• _WORK REQUIRED_:
From the matzo ball soup recipe below, write out the passage word for word, beginning at the words "Traditional Matzo Ball" and stopping after "so much more!".

• _READING PASSAGE_:
◆ ◆ ◆
Traditional Matzo Ball Soup Recipe

Learn to make floater matzo balls and rich and delicious chicken stock you can use for matzo ball soup and so much more!
4.5 from 8 votes
Prep Time 1 hr 30 mins
Cook Time 6 hrs
Course Soup
Cuisine Jewish Holiday Cooking
Servings 8
Calories 184 kcal


Chicken stock

  • One whole chicken about 5 lbs – use giblets except for liver
  • ½ pound carrots about 5 small, washed and cut in large pieces
  • 1/4 pound celery washed and cut in large pieces
  • 1 large onion quartered
  • 10 - 15 peppercorns smashed
  • Parsley a few sprigs
  • Dill a few sprigs
  • Thyme a few sprigs
  • ½ meyer lemon optional
  • kosher salt to taste (start with one tablespoon)
◆ ◆ ◆
• _EXTRACTED DATA_:
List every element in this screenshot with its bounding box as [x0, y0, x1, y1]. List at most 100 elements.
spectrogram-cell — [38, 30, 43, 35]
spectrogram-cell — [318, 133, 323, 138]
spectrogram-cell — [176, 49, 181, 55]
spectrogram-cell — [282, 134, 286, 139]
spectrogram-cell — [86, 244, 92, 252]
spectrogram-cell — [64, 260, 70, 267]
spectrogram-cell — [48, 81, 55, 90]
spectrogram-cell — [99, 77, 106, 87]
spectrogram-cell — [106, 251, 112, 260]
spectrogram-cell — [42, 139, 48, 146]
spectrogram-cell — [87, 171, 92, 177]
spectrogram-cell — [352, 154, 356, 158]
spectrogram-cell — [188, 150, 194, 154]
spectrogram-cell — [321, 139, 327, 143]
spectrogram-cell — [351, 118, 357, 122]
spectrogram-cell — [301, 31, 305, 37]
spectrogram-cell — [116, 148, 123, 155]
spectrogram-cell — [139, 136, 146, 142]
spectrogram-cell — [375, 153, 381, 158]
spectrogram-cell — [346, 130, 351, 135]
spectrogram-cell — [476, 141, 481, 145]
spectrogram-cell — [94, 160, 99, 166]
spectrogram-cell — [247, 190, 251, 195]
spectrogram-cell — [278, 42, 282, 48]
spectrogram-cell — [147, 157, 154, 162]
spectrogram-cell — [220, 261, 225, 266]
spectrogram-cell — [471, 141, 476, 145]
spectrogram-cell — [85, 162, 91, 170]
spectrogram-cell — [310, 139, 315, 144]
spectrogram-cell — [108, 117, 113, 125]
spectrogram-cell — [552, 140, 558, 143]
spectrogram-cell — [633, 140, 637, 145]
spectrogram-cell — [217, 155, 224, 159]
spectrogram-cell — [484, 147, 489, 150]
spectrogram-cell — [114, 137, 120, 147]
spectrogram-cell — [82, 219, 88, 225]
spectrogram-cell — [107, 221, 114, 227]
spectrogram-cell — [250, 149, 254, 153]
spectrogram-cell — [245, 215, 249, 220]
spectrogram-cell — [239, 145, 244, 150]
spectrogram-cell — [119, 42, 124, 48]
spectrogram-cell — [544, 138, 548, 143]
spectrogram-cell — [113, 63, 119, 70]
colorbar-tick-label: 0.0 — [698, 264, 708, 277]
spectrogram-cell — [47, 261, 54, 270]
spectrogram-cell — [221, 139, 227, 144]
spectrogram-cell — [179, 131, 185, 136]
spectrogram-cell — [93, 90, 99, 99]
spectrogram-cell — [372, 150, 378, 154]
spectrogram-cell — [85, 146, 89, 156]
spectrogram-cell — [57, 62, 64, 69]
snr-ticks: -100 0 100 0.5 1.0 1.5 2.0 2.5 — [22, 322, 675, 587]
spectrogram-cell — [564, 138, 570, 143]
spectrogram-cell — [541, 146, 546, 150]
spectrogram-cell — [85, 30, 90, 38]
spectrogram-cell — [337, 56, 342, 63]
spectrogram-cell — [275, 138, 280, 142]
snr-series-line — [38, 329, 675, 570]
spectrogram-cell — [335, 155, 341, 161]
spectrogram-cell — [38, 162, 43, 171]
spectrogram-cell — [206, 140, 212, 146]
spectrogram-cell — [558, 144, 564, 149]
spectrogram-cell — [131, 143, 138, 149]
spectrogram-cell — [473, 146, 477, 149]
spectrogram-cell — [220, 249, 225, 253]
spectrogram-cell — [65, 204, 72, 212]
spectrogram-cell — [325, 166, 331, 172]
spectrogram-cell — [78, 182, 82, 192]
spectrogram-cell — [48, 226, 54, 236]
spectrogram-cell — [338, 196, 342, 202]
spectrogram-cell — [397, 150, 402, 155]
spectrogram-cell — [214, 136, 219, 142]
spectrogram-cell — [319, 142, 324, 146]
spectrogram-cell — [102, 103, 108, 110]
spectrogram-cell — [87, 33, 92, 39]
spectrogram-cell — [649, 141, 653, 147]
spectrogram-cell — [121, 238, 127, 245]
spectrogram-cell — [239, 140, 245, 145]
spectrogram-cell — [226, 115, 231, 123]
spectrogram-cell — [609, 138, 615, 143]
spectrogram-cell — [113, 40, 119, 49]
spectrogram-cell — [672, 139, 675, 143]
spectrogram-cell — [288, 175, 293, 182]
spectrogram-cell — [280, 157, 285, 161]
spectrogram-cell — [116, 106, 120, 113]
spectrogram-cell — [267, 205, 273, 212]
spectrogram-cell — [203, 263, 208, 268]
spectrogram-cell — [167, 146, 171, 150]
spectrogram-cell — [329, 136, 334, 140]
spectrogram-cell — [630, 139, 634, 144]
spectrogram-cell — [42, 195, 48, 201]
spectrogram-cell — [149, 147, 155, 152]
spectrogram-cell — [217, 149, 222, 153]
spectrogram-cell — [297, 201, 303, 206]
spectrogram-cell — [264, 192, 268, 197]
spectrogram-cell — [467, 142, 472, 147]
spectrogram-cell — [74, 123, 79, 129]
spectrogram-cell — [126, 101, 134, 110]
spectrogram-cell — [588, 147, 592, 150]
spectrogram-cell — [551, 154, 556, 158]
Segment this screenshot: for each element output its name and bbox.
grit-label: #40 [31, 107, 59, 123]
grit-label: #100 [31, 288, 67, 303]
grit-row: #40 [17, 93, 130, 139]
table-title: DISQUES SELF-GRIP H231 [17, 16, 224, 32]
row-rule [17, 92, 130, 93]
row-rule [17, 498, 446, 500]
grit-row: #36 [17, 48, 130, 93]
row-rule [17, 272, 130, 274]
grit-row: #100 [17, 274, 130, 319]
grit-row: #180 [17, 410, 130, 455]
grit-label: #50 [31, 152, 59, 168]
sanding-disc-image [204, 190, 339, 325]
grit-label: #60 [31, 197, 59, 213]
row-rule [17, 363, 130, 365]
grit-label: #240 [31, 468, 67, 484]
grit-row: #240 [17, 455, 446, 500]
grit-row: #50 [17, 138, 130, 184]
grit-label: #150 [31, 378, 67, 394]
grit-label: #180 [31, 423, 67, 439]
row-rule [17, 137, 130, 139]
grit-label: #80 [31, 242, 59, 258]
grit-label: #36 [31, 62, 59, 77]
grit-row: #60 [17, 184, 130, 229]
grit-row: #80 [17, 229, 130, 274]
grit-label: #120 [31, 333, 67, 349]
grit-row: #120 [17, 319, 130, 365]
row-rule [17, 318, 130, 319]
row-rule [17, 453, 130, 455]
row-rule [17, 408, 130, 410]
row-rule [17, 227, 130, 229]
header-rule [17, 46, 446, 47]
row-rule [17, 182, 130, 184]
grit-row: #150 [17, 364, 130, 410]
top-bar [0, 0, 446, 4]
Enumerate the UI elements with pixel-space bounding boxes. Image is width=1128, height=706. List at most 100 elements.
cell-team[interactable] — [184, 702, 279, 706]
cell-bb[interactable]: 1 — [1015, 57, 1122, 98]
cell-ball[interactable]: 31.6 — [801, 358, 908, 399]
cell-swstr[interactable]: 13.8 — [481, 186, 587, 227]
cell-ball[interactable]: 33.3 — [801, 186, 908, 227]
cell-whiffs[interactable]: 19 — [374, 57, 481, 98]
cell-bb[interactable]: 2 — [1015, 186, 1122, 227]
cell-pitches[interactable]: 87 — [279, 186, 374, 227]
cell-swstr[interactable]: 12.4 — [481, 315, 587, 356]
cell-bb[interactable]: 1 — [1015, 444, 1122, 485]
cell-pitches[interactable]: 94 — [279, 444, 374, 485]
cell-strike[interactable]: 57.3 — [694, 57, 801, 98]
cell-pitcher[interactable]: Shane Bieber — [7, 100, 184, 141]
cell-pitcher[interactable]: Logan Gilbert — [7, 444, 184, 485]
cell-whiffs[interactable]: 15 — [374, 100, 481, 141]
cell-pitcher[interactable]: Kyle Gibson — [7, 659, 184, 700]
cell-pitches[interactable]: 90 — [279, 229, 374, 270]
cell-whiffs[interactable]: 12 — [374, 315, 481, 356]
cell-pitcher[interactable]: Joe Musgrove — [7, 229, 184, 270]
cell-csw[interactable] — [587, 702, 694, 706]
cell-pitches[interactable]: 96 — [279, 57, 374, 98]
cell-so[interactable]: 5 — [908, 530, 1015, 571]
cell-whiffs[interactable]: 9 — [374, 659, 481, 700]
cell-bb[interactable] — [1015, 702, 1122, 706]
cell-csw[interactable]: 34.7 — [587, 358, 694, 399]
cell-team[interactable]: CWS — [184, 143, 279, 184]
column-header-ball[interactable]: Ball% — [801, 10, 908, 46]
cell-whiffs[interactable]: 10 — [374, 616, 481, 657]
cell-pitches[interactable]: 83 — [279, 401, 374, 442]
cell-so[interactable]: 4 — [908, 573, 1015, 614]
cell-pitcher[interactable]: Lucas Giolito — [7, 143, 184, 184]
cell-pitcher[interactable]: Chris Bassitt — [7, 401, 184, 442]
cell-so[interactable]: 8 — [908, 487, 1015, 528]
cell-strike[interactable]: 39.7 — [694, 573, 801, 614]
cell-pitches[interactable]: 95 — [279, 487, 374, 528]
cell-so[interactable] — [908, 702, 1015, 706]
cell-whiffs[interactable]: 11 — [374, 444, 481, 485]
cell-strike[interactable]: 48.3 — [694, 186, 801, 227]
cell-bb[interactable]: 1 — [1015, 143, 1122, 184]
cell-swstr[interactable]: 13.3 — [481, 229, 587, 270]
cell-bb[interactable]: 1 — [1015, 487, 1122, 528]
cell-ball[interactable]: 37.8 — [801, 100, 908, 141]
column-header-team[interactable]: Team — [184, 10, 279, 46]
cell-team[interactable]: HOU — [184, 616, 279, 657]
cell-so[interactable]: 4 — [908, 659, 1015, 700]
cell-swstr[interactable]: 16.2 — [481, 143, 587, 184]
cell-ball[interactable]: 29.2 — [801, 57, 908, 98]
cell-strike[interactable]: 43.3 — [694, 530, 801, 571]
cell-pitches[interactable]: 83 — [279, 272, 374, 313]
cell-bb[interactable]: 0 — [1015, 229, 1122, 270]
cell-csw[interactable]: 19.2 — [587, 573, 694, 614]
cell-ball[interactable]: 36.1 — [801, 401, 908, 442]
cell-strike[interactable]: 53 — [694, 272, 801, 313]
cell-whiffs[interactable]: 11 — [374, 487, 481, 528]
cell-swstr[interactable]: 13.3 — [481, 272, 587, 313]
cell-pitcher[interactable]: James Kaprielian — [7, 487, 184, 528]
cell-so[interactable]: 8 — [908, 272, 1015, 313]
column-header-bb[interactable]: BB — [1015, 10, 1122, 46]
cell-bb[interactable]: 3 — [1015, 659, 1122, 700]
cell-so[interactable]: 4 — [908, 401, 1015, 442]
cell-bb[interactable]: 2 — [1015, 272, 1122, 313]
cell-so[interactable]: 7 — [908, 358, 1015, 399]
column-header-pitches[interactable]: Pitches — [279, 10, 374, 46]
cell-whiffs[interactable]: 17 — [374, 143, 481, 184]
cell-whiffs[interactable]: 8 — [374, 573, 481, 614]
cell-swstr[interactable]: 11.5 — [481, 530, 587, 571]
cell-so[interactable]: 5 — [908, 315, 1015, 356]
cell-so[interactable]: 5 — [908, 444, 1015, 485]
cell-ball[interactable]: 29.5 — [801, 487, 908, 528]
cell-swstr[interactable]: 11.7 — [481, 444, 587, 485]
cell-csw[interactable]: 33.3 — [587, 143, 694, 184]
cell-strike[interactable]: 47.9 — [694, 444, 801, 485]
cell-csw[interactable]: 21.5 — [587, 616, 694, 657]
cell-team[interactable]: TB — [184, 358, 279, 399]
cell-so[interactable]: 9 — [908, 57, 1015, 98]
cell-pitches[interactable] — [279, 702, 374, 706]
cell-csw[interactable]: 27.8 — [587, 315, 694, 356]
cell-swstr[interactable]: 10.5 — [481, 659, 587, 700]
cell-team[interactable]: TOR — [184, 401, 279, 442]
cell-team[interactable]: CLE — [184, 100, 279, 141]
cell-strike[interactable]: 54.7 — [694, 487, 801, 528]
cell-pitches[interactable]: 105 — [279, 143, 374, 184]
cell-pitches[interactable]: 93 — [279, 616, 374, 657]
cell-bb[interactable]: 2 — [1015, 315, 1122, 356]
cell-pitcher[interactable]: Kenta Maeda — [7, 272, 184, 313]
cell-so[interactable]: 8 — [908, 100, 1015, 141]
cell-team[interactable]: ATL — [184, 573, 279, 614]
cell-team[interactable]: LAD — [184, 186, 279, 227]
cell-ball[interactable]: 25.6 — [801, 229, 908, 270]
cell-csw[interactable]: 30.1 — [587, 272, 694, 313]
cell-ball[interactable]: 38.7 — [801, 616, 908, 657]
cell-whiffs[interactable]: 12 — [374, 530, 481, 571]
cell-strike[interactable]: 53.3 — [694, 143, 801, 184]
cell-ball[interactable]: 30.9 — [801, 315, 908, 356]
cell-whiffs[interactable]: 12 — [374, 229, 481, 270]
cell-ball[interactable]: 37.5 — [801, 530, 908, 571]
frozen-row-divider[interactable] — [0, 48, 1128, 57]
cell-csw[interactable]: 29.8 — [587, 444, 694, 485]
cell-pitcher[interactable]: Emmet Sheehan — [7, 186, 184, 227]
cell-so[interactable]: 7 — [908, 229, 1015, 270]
◆ ◆ ◆
• _EXERCISE OUTPUT_:
Traditional Matzo Ball Soup Recipe

Learn to make floater matzo balls and rich and delicious chicken stock you can use for matzo ball soup and so much more!